» TASK STATEMENT: Return all of the lines below exactly as they are.

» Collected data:

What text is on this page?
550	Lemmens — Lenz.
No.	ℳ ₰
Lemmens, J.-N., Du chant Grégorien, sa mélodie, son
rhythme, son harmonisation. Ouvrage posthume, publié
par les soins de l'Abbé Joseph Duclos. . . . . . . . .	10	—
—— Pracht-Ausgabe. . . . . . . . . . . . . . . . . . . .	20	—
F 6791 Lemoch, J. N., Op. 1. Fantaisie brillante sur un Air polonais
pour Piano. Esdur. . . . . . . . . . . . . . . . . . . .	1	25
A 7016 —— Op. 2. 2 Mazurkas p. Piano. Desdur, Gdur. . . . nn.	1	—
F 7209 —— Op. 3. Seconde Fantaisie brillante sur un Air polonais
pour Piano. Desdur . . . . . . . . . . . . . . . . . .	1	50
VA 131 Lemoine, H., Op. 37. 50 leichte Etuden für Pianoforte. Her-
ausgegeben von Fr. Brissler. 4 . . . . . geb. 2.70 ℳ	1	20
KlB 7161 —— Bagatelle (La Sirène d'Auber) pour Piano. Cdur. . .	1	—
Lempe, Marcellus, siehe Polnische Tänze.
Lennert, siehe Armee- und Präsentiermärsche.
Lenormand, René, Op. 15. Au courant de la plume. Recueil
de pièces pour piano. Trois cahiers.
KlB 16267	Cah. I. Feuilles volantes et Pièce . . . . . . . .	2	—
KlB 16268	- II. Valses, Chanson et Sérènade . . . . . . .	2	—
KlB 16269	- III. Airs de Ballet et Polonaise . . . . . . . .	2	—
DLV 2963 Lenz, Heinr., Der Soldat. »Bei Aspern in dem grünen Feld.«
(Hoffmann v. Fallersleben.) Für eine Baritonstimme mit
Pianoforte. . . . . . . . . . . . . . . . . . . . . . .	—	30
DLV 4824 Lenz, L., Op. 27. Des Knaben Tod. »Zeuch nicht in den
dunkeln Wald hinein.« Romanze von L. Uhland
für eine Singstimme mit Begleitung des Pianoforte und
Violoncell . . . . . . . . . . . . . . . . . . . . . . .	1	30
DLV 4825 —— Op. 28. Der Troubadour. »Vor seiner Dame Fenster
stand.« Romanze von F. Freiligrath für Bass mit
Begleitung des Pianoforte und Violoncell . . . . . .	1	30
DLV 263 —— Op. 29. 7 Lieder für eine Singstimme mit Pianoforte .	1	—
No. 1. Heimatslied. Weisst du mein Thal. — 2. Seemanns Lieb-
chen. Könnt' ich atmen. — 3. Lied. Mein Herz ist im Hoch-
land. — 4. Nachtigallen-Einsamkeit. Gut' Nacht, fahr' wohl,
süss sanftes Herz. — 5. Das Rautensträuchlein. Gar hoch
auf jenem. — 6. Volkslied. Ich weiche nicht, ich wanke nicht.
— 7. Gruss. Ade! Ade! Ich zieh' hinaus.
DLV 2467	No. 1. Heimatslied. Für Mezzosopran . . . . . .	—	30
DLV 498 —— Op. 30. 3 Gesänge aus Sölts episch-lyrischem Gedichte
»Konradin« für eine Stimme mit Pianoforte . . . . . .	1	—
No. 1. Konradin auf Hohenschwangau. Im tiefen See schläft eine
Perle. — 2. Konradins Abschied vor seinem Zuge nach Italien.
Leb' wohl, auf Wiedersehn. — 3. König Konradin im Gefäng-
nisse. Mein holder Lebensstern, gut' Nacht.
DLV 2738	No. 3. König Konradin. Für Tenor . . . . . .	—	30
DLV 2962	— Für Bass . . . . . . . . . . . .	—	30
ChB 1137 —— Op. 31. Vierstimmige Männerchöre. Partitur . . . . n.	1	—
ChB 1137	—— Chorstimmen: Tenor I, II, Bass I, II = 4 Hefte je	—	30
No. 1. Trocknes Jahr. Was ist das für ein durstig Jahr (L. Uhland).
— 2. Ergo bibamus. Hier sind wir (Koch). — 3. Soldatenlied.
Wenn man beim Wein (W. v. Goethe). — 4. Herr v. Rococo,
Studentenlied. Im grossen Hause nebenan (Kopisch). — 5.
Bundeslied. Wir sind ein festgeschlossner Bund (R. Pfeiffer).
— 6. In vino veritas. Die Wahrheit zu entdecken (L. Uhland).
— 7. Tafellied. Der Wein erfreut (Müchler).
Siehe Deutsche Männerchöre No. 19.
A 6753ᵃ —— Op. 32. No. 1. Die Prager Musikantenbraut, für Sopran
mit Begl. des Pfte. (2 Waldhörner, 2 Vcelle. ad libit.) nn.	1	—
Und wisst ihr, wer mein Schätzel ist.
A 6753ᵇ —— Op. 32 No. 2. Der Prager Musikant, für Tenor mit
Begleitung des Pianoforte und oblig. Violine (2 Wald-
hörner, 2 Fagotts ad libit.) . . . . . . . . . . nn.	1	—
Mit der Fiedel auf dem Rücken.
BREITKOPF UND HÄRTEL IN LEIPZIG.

» ANSWER:
What text is on this page?
550	Lemmens — Lenz.
No.	ℳ ₰
Lemmens, J.-N., Du chant Grégorien, sa mélodie, son
rhythme, son harmonisation. Ouvrage posthume, publié
par les soins de l'Abbé Joseph Duclos. . . . . . . . .	10	—
—— Pracht-Ausgabe. . . . . . . . . . . . . . . . . . . .	20	—
F 6791 Lemoch, J. N., Op. 1. Fantaisie brillante sur un Air polonais
pour Piano. Esdur. . . . . . . . . . . . . . . . . . . .	1	25
A 7016 —— Op. 2. 2 Mazurkas p. Piano. Desdur, Gdur. . . . nn.	1	—
F 7209 —— Op. 3. Seconde Fantaisie brillante sur un Air polonais
pour Piano. Desdur . . . . . . . . . . . . . . . . . .	1	50
VA 131 Lemoine, H., Op. 37. 50 leichte Etuden für Pianoforte. Her-
ausgegeben von Fr. Brissler. 4 . . . . . geb. 2.70 ℳ	1	20
KlB 7161 —— Bagatelle (La Sirène d'Auber) pour Piano. Cdur. . .	1	—
Lempe, Marcellus, siehe Polnische Tänze.
Lennert, siehe Armee- und Präsentiermärsche.
Lenormand, René, Op. 15. Au courant de la plume. Recueil
de pièces pour piano. Trois cahiers.
KlB 16267	Cah. I. Feuilles volantes et Pièce . . . . . . . .	2	—
KlB 16268	- II. Valses, Chanson et Sérènade . . . . . . .	2	—
KlB 16269	- III. Airs de Ballet et Polonaise . . . . . . . .	2	—
DLV 2963 Lenz, Heinr., Der Soldat. »Bei Aspern in dem grünen Feld.«
(Hoffmann v. Fallersleben.) Für eine Baritonstimme mit
Pianoforte. . . . . . . . . . . . . . . . . . . . . . .	—	30
DLV 4824 Lenz, L., Op. 27. Des Knaben Tod. »Zeuch nicht in den
dunkeln Wald hinein.« Romanze von L. Uhland
für eine Singstimme mit Begleitung des Pianoforte und
Violoncell . . . . . . . . . . . . . . . . . . . . . . .	1	30
DLV 4825 —— Op. 28. Der Troubadour. »Vor seiner Dame Fenster
stand.« Romanze von F. Freiligrath für Bass mit
Begleitung des Pianoforte und Violoncell . . . . . .	1	30
DLV 263 —— Op. 29. 7 Lieder für eine Singstimme mit Pianoforte .	1	—
No. 1. Heimatslied. Weisst du mein Thal. — 2. Seemanns Lieb-
chen. Könnt' ich atmen. — 3. Lied. Mein Herz ist im Hoch-
land. — 4. Nachtigallen-Einsamkeit. Gut' Nacht, fahr' wohl,
süss sanftes Herz. — 5. Das Rautensträuchlein. Gar hoch
auf jenem. — 6. Volkslied. Ich weiche nicht, ich wanke nicht.
— 7. Gruss. Ade! Ade! Ich zieh' hinaus.
DLV 2467	No. 1. Heimatslied. Für Mezzosopran . . . . . .	—	30
DLV 498 —— Op. 30. 3 Gesänge aus Sölts episch-lyrischem Gedichte
»Konradin« für eine Stimme mit Pianoforte . . . . . .	1	—
No. 1. Konradin auf Hohenschwangau. Im tiefen See schläft eine
Perle. — 2. Konradins Abschied vor seinem Zuge nach Italien.
Leb' wohl, auf Wiedersehn. — 3. König Konradin im Gefäng-
nisse. Mein holder Lebensstern, gut' Nacht.
DLV 2738	No. 3. König Konradin. Für Tenor . . . . . .	—	30
DLV 2962	— Für Bass . . . . . . . . . . . .	—	30
ChB 1137 —— Op. 31. Vierstimmige Männerchöre. Partitur . . . . n.	1	—
ChB 1137	—— Chorstimmen: Tenor I, II, Bass I, II = 4 Hefte je	—	30
No. 1. Trocknes Jahr. Was ist das für ein durstig Jahr (L. Uhland).
— 2. Ergo bibamus. Hier sind wir (Koch). — 3. Soldatenlied.
Wenn man beim Wein (W. v. Goethe). — 4. Herr v. Rococo,
Studentenlied. Im grossen Hause nebenan (Kopisch). — 5.
Bundeslied. Wir sind ein festgeschlossner Bund (R. Pfeiffer).
— 6. In vino veritas. Die Wahrheit zu entdecken (L. Uhland).
— 7. Tafellied. Der Wein erfreut (Müchler).
Siehe Deutsche Männerchöre No. 19.
A 6753ᵃ —— Op. 32. No. 1. Die Prager Musikantenbraut, für Sopran
mit Begl. des Pfte. (2 Waldhörner, 2 Vcelle. ad libit.) nn.	1	—
Und wisst ihr, wer mein Schätzel ist.
A 6753ᵇ —— Op. 32 No. 2. Der Prager Musikant, für Tenor mit
Begleitung des Pianoforte und oblig. Violine (2 Wald-
hörner, 2 Fagotts ad libit.) . . . . . . . . . . nn.	1	—
Mit der Fiedel auf dem Rücken.
BREITKOPF UND HÄRTEL IN LEIPZIG.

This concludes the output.